Look through the material below. Copy every line with the string "como" in it.

-- START --

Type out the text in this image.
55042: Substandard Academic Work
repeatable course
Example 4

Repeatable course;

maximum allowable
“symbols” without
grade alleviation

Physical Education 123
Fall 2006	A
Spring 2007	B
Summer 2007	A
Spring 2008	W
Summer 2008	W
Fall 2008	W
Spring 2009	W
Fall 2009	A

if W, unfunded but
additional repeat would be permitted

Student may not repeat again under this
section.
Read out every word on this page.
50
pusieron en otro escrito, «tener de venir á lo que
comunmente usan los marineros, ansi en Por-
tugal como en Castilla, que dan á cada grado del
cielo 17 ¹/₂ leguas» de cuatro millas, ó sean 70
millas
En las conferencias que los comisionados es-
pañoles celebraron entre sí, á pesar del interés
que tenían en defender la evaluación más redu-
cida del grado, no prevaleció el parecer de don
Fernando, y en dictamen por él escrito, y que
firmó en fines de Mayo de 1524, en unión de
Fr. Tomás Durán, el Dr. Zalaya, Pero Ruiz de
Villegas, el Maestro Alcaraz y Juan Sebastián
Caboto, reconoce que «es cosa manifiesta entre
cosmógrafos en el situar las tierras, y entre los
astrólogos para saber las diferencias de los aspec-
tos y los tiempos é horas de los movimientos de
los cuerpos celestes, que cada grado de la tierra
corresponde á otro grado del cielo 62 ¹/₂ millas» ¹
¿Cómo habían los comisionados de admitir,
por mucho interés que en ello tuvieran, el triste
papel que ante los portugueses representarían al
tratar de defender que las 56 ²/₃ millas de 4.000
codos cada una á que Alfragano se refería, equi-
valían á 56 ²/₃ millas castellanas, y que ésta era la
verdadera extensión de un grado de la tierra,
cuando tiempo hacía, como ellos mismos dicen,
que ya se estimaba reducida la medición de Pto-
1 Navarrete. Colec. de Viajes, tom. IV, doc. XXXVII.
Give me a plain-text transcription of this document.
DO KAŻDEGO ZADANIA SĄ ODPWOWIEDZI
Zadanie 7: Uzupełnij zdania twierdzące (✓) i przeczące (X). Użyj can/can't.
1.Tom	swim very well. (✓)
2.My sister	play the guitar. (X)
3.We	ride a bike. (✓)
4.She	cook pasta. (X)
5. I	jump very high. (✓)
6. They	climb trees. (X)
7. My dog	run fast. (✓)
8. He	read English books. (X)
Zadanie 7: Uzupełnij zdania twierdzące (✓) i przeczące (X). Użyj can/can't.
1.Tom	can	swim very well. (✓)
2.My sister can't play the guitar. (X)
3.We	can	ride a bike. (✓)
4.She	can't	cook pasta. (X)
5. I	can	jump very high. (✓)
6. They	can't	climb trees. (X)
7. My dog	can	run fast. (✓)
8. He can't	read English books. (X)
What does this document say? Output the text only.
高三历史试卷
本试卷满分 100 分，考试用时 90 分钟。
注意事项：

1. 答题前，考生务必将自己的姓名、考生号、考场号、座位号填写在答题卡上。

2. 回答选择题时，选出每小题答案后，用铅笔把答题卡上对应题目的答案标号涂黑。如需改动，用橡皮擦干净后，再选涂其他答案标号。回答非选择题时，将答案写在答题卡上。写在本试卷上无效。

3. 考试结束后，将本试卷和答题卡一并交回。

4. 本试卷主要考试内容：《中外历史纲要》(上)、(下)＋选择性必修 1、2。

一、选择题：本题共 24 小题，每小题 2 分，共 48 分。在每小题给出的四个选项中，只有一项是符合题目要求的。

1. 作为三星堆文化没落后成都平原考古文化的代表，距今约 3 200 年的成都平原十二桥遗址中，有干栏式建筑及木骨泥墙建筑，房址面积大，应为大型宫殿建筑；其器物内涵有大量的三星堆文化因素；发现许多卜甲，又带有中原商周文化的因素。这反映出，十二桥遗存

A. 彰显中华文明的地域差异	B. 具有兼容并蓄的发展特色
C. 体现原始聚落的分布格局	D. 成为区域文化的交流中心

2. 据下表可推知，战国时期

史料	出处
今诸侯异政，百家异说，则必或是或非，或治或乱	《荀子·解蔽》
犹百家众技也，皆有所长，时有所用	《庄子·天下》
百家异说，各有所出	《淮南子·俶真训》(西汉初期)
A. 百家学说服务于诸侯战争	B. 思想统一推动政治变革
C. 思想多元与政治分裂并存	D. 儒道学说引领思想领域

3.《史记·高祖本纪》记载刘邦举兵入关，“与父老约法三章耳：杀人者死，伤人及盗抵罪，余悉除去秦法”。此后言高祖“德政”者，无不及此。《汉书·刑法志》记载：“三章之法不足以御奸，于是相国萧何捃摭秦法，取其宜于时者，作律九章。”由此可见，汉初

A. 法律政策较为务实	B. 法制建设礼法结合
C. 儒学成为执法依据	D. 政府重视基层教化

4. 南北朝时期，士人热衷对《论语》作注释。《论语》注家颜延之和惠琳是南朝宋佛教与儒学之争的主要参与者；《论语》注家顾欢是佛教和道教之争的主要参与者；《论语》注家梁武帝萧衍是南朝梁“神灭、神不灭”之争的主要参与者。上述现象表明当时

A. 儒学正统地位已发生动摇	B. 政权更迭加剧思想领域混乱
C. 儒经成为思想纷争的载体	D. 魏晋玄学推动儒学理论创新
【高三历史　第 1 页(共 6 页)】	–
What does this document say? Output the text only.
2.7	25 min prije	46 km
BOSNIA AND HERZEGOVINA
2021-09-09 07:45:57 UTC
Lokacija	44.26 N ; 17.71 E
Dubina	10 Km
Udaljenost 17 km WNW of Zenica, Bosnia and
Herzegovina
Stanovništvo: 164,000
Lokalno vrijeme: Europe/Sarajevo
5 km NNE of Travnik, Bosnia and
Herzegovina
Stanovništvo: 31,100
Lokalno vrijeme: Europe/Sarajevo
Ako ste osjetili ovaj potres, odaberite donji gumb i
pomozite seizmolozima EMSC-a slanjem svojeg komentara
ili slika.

-- END --

### Exercise answer
tugal como en Castilla, que dan á cada grado del
cuando tiempo hacía, como ellos mismos dicen,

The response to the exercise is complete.